> [Task prompt]:
In full and without alteration, give the listing again.

## BEGIN Supplied entries

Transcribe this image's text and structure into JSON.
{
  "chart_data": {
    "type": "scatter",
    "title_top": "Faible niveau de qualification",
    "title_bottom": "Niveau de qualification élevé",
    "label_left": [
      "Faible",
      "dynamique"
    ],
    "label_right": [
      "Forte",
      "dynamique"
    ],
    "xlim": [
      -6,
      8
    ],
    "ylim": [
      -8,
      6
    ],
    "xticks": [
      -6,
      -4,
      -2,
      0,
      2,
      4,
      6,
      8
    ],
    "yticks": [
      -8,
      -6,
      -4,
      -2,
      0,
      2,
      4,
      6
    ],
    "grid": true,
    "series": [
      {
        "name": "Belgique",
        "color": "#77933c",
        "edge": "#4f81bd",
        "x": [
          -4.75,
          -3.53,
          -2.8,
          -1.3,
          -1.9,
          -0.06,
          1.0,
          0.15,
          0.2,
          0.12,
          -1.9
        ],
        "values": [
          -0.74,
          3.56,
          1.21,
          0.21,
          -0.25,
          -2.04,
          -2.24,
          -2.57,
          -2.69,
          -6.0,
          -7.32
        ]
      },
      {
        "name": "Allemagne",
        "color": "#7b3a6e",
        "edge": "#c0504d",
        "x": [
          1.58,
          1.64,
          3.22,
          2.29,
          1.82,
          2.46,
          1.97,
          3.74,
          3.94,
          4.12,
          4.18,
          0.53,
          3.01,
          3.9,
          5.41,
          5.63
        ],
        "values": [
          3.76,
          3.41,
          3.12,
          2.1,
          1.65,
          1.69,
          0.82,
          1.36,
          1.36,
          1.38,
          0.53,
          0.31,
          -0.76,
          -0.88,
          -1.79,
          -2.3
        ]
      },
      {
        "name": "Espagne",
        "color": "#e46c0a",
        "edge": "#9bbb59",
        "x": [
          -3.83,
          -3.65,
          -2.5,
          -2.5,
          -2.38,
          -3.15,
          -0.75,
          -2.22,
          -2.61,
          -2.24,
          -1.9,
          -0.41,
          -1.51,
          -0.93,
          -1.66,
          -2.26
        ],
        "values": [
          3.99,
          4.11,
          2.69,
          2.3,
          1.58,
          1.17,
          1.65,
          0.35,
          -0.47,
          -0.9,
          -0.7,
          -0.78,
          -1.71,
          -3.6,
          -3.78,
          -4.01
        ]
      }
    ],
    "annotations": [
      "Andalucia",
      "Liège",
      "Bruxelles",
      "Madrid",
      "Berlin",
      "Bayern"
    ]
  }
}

## END Supplied entries

> [Response for this exercise]:
Transcribe this image's text and structure into JSON.
{
  "chart_data": {
    "type": "scatter",
    "title_top": "Faible niveau de qualification",
    "title_bottom": "Niveau de qualification élevé",
    "label_left": [
      "Faible",
      "dynamique"
    ],
    "label_right": [
      "Forte",
      "dynamique"
    ],
    "xlim": [
      -6,
      8
    ],
    "ylim": [
      -8,
      6
    ],
    "xticks": [
      -6,
      -4,
      -2,
      0,
      2,
      4,
      6,
      8
    ],
    "yticks": [
      -8,
      -6,
      -4,
      -2,
      0,
      2,
      4,
      6
    ],
    "grid": true,
    "series": [
      {
        "name": "Belgique",
        "color": "#77933c",
        "edge": "#4f81bd",
        "x": [
          -4.75,
          -3.53,
          -2.8,
          -1.3,
          -1.9,
          -0.06,
          1.0,
          0.15,
          0.2,
          0.12,
          -1.9
        ],
        "values": [
          -0.74,
          3.56,
          1.21,
          0.21,
          -0.25,
          -2.04,
          -2.24,
          -2.57,
          -2.69,
          -6.0,
          -7.32
        ]
      },
      {
        "name": "Allemagne",
        "color": "#7b3a6e",
        "edge": "#c0504d",
        "x": [
          1.58,
          1.64,
          3.22,
          2.29,
          1.82,
          2.46,
          1.97,
          3.74,
          3.94,
          4.12,
          4.18,
          0.53,
          3.01,
          3.9,
          5.41,
          5.63
        ],
        "values": [
          3.76,
          3.41,
          3.12,
          2.1,
          1.65,
          1.69,
          0.82,
          1.36,
          1.36,
          1.38,
          0.53,
          0.31,
          -0.76,
          -0.88,
          -1.79,
          -2.3
        ]
      },
      {
        "name": "Espagne",
        "color": "#e46c0a",
        "edge": "#9bbb59",
        "x": [
          -3.83,
          -3.65,
          -2.5,
          -2.5,
          -2.38,
          -3.15,
          -0.75,
          -2.22,
          -2.61,
          -2.24,
          -1.9,
          -0.41,
          -1.51,
          -0.93,
          -1.66,
          -2.26
        ],
        "values": [
          3.99,
          4.11,
          2.69,
          2.3,
          1.58,
          1.17,
          1.65,
          0.35,
          -0.47,
          -0.9,
          -0.7,
          -0.78,
          -1.71,
          -3.6,
          -3.78,
          -4.01
        ]
      }
    ],
    "annotations": [
      "Andalucia",
      "Liège",
      "Bruxelles",
      "Madrid",
      "Berlin",
      "Bayern"
    ]
  }
}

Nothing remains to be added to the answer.